__What you need to do__: Draw out every line with the word "vibrational" from the listing below.

__Data extracted from a collection__:
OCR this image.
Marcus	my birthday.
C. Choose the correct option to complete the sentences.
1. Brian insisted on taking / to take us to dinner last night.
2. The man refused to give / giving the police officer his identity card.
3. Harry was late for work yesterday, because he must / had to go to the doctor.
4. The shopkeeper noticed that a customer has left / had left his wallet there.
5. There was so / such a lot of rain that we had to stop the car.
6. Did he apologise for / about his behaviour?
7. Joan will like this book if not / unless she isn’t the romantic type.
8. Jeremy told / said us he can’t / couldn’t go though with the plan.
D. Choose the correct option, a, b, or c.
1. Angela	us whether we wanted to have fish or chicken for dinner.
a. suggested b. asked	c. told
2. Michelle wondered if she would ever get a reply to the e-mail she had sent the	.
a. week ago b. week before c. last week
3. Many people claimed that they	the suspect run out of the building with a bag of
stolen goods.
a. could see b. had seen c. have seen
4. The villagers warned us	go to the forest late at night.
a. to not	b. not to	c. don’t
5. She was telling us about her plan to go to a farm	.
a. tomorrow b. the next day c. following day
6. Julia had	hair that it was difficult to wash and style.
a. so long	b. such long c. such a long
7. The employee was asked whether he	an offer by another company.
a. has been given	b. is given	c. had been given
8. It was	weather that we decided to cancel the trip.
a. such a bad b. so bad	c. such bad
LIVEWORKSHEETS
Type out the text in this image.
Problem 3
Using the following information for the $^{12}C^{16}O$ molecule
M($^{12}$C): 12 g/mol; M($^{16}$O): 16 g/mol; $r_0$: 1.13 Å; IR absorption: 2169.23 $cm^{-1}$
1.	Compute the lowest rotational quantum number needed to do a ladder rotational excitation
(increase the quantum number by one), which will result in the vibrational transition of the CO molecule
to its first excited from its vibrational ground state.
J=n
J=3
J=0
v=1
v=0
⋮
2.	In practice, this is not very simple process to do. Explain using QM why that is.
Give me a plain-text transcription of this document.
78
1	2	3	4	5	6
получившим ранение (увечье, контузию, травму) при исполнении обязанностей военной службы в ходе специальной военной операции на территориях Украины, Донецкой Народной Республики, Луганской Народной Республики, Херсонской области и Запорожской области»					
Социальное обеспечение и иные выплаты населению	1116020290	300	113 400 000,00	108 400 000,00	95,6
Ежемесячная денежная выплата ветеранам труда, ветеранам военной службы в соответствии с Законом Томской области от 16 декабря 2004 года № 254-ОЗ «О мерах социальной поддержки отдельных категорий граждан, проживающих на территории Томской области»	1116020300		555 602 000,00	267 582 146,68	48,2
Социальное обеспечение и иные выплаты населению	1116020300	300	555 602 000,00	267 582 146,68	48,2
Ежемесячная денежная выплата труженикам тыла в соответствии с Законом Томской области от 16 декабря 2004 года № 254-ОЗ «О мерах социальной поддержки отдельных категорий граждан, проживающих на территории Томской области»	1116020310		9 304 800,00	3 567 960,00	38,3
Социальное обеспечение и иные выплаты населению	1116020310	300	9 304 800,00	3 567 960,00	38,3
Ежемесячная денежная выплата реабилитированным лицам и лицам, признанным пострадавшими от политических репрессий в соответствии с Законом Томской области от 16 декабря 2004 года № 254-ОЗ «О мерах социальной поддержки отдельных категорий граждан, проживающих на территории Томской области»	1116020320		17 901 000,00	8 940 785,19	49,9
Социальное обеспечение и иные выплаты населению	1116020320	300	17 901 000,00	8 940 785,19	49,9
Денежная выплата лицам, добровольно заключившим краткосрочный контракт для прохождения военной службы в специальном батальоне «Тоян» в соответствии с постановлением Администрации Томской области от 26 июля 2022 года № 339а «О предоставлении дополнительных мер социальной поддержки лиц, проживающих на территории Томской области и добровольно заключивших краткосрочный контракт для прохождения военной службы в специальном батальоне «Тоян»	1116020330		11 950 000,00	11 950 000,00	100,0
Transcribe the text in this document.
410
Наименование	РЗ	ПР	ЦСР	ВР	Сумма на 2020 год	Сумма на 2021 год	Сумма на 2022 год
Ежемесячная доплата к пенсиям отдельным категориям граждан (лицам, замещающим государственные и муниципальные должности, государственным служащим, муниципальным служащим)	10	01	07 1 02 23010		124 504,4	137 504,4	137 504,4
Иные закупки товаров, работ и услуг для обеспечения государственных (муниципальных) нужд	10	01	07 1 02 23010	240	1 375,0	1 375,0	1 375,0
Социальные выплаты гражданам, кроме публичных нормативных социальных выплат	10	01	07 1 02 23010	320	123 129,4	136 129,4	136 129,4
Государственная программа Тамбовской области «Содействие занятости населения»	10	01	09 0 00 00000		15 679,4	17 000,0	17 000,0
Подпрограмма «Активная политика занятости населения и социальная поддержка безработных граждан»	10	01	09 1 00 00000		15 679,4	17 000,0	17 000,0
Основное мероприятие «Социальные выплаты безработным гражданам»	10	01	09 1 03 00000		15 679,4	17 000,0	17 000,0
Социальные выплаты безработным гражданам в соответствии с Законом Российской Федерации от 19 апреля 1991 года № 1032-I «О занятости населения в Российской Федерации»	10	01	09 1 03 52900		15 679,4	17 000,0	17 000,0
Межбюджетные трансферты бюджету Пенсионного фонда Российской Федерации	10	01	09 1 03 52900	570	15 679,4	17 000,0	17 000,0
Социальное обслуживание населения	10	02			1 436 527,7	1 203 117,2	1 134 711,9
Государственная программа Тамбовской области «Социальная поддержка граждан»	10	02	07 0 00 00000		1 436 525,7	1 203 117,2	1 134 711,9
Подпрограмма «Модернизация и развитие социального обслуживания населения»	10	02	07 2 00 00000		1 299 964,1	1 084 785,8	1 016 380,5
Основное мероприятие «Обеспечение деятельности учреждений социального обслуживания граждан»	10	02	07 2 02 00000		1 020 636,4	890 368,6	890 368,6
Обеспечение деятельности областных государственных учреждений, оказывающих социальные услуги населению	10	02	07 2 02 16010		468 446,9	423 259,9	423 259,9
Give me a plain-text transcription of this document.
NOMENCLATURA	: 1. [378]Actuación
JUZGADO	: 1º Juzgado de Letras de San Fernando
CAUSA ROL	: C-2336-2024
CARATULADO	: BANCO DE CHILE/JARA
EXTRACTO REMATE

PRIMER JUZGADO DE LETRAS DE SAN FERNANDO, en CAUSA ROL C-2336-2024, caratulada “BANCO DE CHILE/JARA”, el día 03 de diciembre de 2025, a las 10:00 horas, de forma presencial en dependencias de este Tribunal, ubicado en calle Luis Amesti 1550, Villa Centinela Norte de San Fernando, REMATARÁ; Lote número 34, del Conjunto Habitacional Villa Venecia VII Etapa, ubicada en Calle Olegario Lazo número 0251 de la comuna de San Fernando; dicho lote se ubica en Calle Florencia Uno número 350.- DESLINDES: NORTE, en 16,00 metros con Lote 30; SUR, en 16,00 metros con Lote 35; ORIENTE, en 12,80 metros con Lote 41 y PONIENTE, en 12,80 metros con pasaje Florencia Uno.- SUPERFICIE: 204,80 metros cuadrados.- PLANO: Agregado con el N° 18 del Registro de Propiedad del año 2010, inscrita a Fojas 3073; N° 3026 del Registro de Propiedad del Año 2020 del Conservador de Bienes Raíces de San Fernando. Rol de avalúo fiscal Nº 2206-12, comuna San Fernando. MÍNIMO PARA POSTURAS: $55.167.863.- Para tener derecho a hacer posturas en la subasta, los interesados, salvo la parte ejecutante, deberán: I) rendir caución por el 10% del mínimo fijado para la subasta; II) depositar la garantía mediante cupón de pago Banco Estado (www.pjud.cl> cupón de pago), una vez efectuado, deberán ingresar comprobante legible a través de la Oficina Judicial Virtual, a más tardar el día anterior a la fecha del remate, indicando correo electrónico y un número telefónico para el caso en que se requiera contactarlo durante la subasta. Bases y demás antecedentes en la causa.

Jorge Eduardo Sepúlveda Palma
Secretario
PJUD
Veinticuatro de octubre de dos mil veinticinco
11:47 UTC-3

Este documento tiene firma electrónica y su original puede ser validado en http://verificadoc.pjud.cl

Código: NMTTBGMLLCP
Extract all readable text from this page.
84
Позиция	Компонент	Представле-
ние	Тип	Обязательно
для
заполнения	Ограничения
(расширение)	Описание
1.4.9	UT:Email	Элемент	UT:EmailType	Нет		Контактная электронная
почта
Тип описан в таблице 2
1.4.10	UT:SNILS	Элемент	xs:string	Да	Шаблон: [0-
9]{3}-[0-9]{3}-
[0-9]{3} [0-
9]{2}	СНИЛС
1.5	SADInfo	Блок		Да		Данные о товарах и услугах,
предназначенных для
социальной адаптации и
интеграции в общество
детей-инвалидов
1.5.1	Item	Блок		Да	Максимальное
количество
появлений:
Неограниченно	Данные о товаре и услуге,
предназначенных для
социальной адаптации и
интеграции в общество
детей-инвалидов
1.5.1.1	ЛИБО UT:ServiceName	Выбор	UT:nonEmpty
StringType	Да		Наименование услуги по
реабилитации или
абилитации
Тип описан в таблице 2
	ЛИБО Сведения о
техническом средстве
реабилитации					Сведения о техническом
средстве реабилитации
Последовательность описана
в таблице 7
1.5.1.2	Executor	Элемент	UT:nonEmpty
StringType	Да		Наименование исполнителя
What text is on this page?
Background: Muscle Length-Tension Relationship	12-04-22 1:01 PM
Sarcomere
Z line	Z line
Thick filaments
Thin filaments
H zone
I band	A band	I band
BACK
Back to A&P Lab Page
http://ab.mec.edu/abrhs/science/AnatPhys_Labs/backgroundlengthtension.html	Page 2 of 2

__Reply__:
(increase the quantum number by one), which will result in the vibrational transition of the CO molecule
to its first excited from its vibrational ground state.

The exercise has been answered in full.